## Given exercise:
Pull out every line of the listing below that contains the string "format", and copy each one. Case matters.

## Entries:
****************************************
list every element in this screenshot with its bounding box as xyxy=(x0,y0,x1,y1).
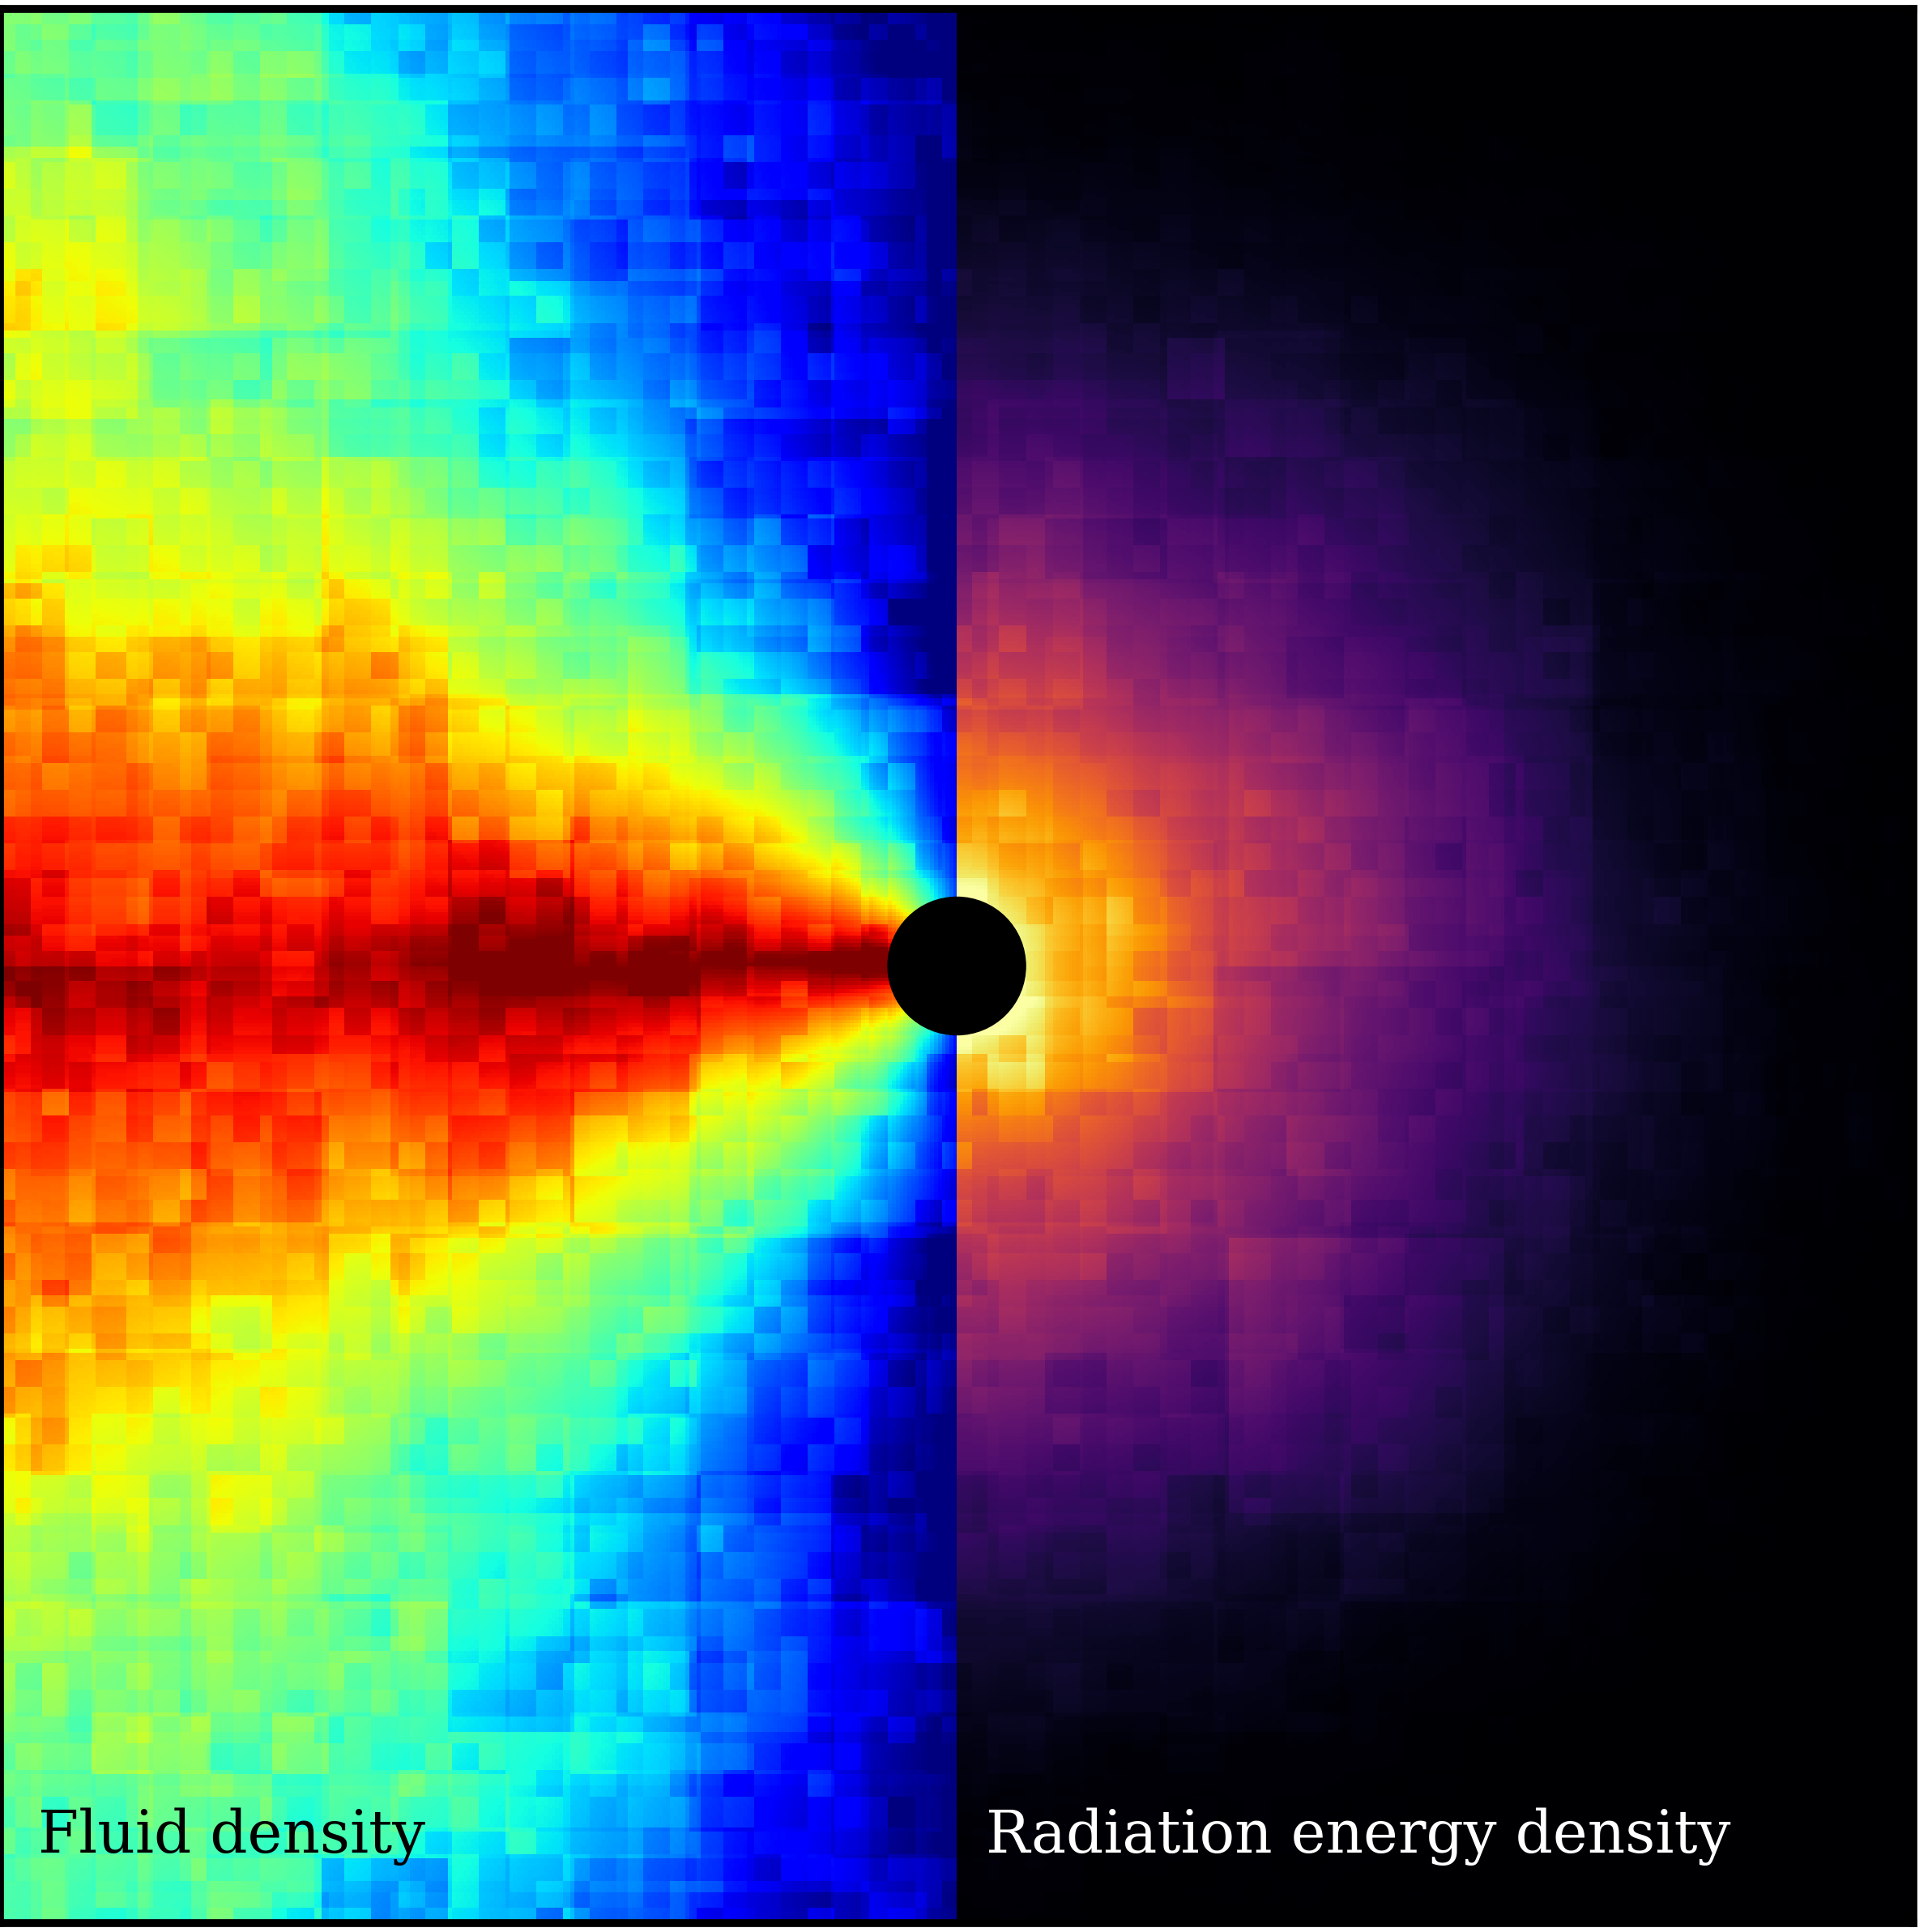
****************************************
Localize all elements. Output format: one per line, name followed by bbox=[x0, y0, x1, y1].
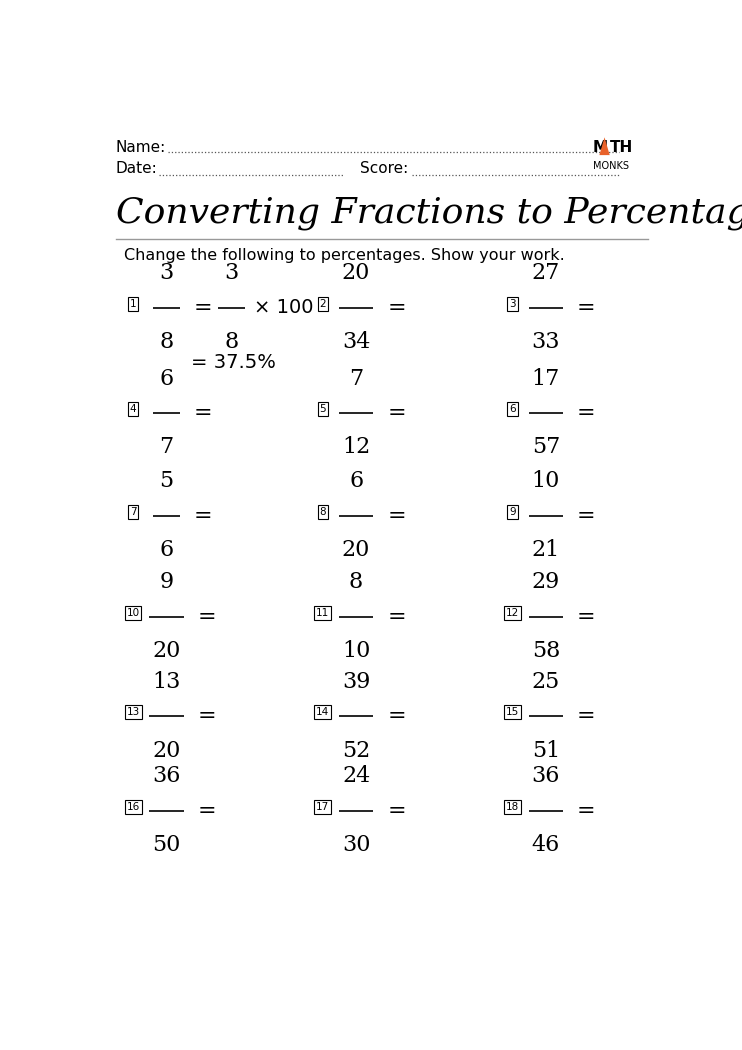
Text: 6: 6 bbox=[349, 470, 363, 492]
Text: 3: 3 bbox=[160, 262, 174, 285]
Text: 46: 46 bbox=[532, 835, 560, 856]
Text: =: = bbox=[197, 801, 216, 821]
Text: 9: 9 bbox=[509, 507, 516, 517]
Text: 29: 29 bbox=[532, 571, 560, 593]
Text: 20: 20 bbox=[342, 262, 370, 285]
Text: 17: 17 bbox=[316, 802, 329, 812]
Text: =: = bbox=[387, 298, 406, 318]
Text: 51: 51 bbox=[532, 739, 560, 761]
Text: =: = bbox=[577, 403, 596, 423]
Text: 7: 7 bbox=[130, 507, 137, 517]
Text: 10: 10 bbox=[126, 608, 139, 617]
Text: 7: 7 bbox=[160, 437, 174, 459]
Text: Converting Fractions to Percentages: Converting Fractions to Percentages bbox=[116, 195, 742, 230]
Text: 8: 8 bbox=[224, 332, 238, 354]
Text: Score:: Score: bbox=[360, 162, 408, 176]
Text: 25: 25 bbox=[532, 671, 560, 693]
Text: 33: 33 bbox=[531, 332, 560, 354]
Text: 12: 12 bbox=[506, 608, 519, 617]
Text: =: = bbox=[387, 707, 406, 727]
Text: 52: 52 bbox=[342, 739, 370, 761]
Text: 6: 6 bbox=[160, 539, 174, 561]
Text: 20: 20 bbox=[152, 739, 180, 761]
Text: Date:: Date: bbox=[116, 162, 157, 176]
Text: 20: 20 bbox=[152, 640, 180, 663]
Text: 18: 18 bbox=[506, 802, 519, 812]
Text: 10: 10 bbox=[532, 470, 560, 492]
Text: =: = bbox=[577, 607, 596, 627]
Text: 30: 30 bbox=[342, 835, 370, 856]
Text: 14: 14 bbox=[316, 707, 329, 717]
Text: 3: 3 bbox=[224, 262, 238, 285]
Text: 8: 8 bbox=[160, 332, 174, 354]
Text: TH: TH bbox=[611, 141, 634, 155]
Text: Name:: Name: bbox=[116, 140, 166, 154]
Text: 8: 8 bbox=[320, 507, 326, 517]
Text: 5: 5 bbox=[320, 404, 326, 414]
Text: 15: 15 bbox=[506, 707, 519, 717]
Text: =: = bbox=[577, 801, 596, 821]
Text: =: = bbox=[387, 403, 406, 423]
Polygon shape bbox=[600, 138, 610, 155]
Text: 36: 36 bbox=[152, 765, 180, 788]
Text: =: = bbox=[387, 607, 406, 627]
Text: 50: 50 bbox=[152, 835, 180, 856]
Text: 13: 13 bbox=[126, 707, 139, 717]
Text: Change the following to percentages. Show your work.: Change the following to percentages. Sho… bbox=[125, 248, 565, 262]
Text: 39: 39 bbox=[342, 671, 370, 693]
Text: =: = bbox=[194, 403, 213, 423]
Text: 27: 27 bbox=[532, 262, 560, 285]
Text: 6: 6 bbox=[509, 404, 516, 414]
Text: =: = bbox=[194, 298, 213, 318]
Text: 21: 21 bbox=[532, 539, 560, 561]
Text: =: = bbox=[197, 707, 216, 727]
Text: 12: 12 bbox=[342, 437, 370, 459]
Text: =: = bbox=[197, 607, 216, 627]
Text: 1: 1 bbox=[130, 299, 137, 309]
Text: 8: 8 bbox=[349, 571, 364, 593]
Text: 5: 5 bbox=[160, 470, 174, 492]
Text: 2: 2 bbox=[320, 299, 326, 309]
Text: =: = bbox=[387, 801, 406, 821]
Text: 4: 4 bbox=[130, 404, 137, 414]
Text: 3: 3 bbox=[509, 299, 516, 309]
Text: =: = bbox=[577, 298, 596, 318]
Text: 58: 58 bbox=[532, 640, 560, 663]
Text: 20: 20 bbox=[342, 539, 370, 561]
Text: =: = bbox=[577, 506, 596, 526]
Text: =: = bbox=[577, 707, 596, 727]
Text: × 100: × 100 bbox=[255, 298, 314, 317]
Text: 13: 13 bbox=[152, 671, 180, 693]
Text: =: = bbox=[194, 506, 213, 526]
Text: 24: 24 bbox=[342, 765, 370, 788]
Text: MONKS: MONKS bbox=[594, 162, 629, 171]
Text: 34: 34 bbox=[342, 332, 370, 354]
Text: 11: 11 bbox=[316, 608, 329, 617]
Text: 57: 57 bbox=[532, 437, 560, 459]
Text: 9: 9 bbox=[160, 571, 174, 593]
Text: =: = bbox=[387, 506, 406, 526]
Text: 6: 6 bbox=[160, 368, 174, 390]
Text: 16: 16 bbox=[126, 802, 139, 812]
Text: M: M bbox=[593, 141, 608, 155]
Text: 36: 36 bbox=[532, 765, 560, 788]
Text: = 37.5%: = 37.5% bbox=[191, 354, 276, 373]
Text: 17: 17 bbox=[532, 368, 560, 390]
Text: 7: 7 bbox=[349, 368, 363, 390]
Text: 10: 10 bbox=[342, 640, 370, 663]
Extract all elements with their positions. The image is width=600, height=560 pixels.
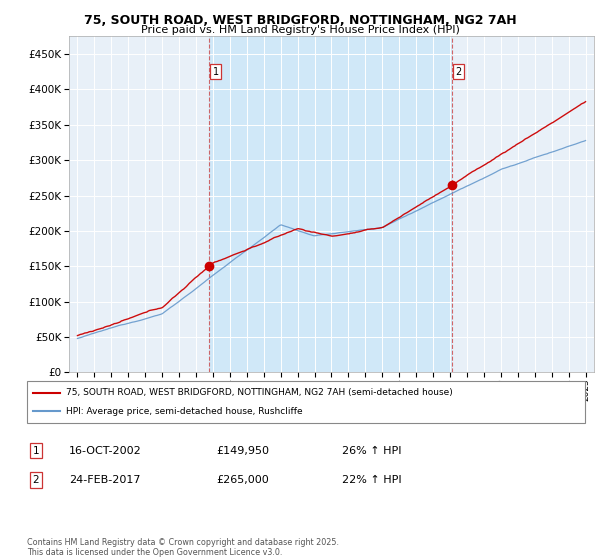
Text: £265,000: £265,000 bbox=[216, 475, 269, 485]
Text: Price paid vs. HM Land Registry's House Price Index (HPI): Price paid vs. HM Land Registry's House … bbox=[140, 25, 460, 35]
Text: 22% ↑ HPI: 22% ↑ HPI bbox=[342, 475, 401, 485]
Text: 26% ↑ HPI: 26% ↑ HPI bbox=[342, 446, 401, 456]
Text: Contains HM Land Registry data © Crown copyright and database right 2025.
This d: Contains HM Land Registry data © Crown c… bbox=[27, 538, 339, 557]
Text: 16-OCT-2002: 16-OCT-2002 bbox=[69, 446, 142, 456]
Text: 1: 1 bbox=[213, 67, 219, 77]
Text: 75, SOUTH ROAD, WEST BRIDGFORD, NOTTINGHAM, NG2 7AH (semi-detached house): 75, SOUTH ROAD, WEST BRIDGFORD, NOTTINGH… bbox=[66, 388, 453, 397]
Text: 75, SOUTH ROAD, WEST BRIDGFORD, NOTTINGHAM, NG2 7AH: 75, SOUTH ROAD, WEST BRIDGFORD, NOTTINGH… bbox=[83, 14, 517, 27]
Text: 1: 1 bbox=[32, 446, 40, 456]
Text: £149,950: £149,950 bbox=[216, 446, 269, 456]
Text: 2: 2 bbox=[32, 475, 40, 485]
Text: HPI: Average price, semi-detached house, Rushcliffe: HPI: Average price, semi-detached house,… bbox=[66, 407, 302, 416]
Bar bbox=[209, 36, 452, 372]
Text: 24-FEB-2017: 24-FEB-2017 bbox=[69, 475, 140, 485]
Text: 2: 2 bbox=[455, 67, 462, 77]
****************************************
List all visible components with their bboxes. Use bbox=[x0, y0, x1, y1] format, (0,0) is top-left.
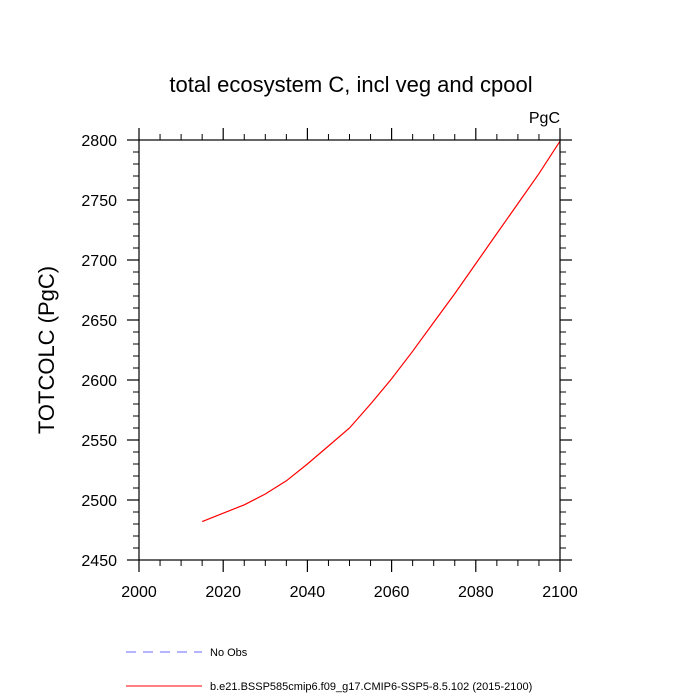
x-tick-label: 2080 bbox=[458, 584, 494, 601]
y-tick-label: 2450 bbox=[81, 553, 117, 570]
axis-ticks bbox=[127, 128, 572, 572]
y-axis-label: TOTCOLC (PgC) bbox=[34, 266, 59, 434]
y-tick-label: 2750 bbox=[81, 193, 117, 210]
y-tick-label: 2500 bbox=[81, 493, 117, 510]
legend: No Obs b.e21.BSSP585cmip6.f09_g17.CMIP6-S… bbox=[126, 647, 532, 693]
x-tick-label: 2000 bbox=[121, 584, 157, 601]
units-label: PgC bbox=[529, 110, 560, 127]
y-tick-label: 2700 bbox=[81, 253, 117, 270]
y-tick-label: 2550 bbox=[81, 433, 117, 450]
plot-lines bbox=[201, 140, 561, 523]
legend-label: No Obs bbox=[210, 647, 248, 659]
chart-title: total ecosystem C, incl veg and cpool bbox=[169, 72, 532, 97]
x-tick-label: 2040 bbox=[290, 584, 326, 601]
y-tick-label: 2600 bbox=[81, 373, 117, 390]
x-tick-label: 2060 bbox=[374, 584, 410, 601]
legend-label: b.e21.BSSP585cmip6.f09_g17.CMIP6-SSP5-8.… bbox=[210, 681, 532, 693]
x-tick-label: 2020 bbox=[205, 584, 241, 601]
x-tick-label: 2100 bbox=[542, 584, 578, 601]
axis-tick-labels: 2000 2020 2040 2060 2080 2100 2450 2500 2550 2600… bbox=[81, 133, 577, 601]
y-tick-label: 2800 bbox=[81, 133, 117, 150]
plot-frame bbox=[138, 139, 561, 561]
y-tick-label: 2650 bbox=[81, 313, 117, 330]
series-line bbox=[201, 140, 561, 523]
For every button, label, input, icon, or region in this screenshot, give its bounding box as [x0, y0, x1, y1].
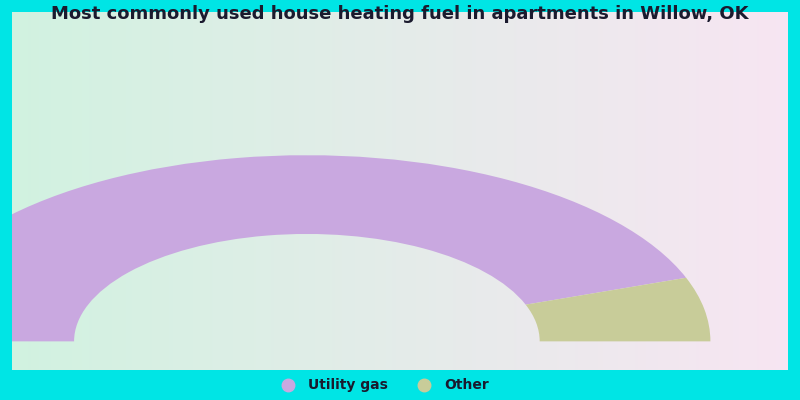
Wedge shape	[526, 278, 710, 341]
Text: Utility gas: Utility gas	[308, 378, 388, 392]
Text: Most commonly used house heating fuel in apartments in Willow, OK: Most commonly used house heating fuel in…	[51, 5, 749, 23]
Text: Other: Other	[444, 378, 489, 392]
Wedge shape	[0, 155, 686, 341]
****************************************
## Complete output:
Localize all elements. Output format: one per line, name followed by bbox=[x0, y0, x1, y1].
List all visible components with their bboxes. Use bbox=[x0, y0, x1, y1] format, (0,0) is top-left.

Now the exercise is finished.